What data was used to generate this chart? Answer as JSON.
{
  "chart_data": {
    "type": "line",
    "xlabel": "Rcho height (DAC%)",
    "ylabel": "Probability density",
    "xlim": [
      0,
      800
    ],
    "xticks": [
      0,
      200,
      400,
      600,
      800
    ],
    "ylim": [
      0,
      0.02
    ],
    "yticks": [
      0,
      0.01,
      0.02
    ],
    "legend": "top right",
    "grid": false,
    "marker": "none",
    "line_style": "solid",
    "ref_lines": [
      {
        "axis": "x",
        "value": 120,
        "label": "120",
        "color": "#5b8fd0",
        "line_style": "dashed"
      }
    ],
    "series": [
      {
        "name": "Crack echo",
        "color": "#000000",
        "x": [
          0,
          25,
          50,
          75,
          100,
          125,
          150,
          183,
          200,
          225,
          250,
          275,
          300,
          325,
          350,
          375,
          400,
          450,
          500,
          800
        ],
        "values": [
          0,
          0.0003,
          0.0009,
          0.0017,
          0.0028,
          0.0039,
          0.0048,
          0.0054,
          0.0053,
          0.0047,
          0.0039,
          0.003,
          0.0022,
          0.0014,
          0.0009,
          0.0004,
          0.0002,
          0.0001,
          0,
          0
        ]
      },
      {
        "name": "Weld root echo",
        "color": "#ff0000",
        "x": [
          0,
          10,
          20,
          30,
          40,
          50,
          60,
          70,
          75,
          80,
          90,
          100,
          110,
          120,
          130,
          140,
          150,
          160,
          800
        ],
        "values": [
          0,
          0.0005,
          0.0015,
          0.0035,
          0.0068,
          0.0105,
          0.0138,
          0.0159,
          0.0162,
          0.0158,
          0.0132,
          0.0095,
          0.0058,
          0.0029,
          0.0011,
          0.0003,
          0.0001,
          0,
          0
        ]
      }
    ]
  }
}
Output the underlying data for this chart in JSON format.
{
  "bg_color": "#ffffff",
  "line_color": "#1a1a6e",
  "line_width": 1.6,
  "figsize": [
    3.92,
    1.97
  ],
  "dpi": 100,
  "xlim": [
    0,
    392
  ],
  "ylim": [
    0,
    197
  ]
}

::::

Identify the lines in the entries that hold "this" and return each one.

What data was used to generate this chart? Answer as JSON.
Output the underlying data for this chart in JSON format.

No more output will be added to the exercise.